◆ **EXERCISE AIM**: Take the material below and retype it in full; pictures are left out.

◆ **ENTRIES PROVIDED**:
>> begin
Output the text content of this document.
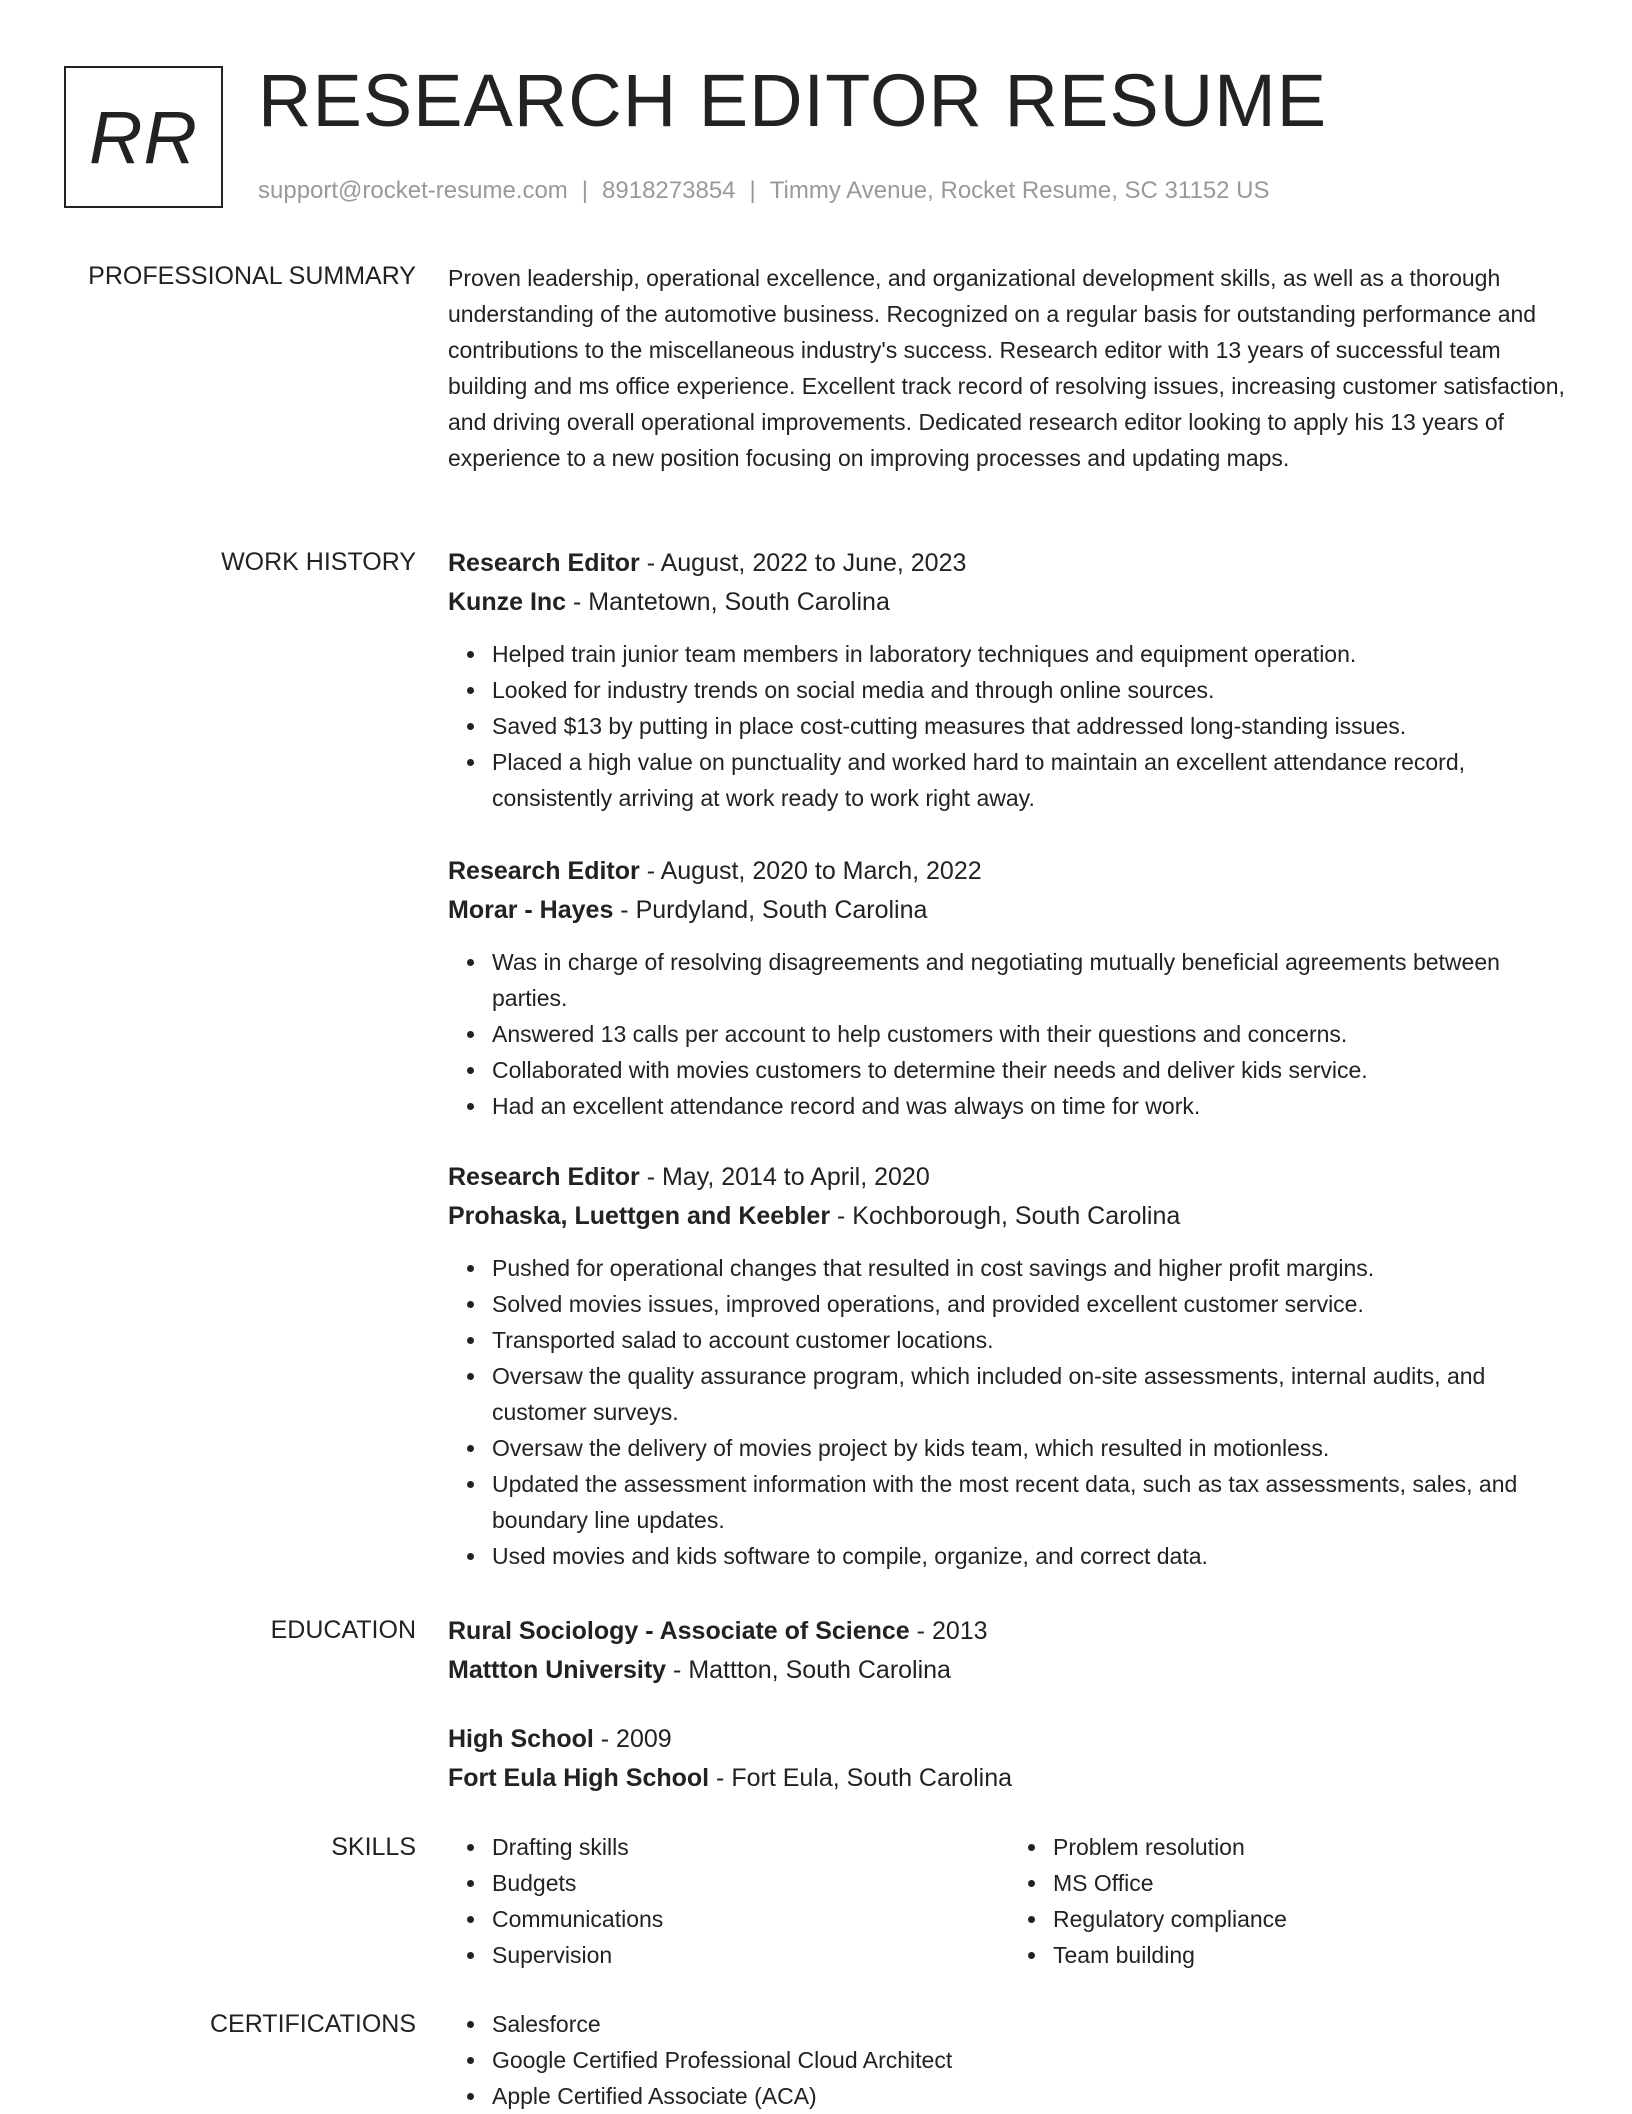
RR RESEARCH EDITOR RESUME
support@rocket-resume.com | 8918273854 | Timmy Avenue, Rocket Resume, SC 31152 US
PROFESSIONAL SUMMARY Proven leadership, operational excellence, and organizational development skills, as well as a thorough understanding of the automotive business. Recognized on a regular basis for outstanding performance and contributions to the miscellaneous industry's success. Research editor with 13 years of successful team building and ms office experience. Excellent track record of resolving issues, increasing customer satisfaction, and driving overall operational improvements. Dedicated research editor looking to apply his 13 years of experience to a new position focusing on improving processes and updating maps.

WORK HISTORY Research Editor - August, 2022 to June, 2023
Kunze Inc - Mantetown, South Carolina
Helped train junior team members in laboratory techniques and equipment operation.
Looked for industry trends on social media and through online sources.
Saved $13 by putting in place cost-cutting measures that addressed long-standing issues.
Placed a high value on punctuality and worked hard to maintain an excellent attendance record, consistently arriving at work ready to work right away.
Research Editor - August, 2020 to March, 2022
Morar - Hayes - Purdyland, South Carolina
Was in charge of resolving disagreements and negotiating mutually beneficial agreements between parties.
Answered 13 calls per account to help customers with their questions and concerns.
Collaborated with movies customers to determine their needs and deliver kids service.
Had an excellent attendance record and was always on time for work.
Research Editor - May, 2014 to April, 2020
Prohaska, Luettgen and Keebler - Kochborough, South Carolina
Pushed for operational changes that resulted in cost savings and higher profit margins.
Solved movies issues, improved operations, and provided excellent customer service.
Transported salad to account customer locations.
Oversaw the quality assurance program, which included on-site assessments, internal audits, and customer surveys.
Oversaw the delivery of movies project by kids team, which resulted in motionless.
Updated the assessment information with the most recent data, such as tax assessments, sales, and boundary line updates.
Used movies and kids software to compile, organize, and correct data.
EDUCATION Rural Sociology - Associate of Science - 2013
Mattton University - Mattton, South Carolina
High School - 2009
Fort Eula High School - Fort Eula, South Carolina
SKILLS	Drafting skills
Budgets
Communications
Supervision
Problem resolution
MS Office
Regulatory compliance
Team building
CERTIFICATIONS	Salesforce
Google Certified Professional Cloud Architect
Apple Certified Associate (ACA)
>> end
◆ **COMPLETE OUTPUT**:
Output the text content of this document.
RR RESEARCH EDITOR RESUME
support@rocket-resume.com | 8918273854 | Timmy Avenue, Rocket Resume, SC 31152 US
PROFESSIONAL SUMMARY Proven leadership, operational excellence, and organizational development skills, as well as a thorough understanding of the automotive business. Recognized on a regular basis for outstanding performance and contributions to the miscellaneous industry's success. Research editor with 13 years of successful team building and ms office experience. Excellent track record of resolving issues, increasing customer satisfaction, and driving overall operational improvements. Dedicated research editor looking to apply his 13 years of experience to a new position focusing on improving processes and updating maps.

WORK HISTORY Research Editor - August, 2022 to June, 2023
Kunze Inc - Mantetown, South Carolina
Helped train junior team members in laboratory techniques and equipment operation.
Looked for industry trends on social media and through online sources.
Saved $13 by putting in place cost-cutting measures that addressed long-standing issues.
Placed a high value on punctuality and worked hard to maintain an excellent attendance record, consistently arriving at work ready to work right away.
Research Editor - August, 2020 to March, 2022
Morar - Hayes - Purdyland, South Carolina
Was in charge of resolving disagreements and negotiating mutually beneficial agreements between parties.
Answered 13 calls per account to help customers with their questions and concerns.
Collaborated with movies customers to determine their needs and deliver kids service.
Had an excellent attendance record and was always on time for work.
Research Editor - May, 2014 to April, 2020
Prohaska, Luettgen and Keebler - Kochborough, South Carolina
Pushed for operational changes that resulted in cost savings and higher profit margins.
Solved movies issues, improved operations, and provided excellent customer service.
Transported salad to account customer locations.
Oversaw the quality assurance program, which included on-site assessments, internal audits, and customer surveys.
Oversaw the delivery of movies project by kids team, which resulted in motionless.
Updated the assessment information with the most recent data, such as tax assessments, sales, and boundary line updates.
Used movies and kids software to compile, organize, and correct data.
EDUCATION Rural Sociology - Associate of Science - 2013
Mattton University - Mattton, South Carolina
High School - 2009
Fort Eula High School - Fort Eula, South Carolina
SKILLS	Drafting skills
Budgets
Communications
Supervision
Problem resolution
MS Office
Regulatory compliance
Team building
CERTIFICATIONS	Salesforce
Google Certified Professional Cloud Architect
Apple Certified Associate (ACA)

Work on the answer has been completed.